The problem -
In the entries that follow, which lines hold the string "以及生命观念"? List them.

::::

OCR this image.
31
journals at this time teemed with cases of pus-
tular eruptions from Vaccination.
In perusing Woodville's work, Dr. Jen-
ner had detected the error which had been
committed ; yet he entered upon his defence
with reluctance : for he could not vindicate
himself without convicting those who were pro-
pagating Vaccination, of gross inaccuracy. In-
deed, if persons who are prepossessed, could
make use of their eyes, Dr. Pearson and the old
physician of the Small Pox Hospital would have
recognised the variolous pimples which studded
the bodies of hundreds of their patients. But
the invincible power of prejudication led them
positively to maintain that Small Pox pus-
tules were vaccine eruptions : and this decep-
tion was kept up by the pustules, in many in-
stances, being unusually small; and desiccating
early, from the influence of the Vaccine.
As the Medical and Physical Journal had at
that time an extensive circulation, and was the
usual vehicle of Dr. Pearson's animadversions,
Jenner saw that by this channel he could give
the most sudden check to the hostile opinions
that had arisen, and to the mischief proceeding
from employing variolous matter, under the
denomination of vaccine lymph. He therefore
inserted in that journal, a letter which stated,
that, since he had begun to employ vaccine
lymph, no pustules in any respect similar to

::::

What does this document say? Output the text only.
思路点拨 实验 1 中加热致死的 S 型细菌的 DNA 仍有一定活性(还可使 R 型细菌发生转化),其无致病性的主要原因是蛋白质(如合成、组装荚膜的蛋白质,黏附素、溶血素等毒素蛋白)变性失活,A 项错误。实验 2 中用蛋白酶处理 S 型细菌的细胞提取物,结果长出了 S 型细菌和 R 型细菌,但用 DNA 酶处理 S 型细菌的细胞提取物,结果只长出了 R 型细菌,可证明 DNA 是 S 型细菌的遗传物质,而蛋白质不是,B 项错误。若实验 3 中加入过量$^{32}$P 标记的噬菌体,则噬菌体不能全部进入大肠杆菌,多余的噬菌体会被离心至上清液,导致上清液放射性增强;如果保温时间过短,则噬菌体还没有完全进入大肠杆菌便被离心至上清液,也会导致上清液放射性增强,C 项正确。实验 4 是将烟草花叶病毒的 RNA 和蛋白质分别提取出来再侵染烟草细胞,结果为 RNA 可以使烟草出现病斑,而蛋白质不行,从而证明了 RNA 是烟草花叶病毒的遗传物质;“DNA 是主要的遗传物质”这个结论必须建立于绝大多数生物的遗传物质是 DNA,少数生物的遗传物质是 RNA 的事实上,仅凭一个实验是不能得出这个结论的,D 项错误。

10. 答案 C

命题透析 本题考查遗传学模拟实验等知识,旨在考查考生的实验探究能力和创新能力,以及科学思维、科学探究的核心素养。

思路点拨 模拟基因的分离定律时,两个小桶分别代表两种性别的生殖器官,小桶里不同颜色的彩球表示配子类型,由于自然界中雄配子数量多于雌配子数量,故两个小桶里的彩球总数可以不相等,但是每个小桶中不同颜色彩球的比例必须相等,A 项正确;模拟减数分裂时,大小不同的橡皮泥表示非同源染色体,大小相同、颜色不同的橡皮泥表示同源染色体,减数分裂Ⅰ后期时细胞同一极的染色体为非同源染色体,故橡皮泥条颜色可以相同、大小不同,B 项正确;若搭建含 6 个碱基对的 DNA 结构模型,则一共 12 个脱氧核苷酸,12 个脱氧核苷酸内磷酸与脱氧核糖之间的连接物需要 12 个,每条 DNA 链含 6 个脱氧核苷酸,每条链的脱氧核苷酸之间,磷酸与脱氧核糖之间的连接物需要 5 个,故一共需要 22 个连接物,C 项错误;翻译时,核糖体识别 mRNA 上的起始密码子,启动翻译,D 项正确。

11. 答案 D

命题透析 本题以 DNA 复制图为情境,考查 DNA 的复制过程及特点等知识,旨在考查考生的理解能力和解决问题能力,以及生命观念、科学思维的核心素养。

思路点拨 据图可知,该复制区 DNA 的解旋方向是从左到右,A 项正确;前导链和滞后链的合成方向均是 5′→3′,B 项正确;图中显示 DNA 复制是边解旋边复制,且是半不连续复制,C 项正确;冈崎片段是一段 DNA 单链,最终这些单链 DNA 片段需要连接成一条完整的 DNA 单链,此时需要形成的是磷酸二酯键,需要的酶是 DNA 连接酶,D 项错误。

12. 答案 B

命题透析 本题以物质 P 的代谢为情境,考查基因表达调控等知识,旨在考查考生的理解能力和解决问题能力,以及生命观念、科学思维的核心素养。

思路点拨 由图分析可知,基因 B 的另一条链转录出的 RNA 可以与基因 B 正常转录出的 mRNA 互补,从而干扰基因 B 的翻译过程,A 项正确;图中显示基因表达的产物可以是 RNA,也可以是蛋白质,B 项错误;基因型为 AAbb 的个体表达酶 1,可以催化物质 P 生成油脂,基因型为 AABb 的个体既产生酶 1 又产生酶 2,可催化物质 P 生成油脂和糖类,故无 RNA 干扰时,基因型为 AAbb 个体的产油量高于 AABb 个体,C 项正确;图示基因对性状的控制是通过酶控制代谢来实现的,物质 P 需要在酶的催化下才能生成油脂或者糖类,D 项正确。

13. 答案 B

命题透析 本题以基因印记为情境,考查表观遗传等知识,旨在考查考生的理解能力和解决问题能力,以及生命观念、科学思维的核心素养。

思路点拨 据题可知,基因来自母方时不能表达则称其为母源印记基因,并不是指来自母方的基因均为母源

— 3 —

::::

Response box -
命题透析 本题以 DNA 复制图为情境,考查 DNA 的复制过程及特点等知识,旨在考查考生的理解能力和解决问题能力,以及生命观念、科学思维的核心素养。
命题透析 本题以物质 P 的代谢为情境,考查基因表达调控等知识,旨在考查考生的理解能力和解决问题能力,以及生命观念、科学思维的核心素养。
命题透析 本题以基因印记为情境,考查表观遗传等知识,旨在考查考生的理解能力和解决问题能力,以及生命观念、科学思维的核心素养。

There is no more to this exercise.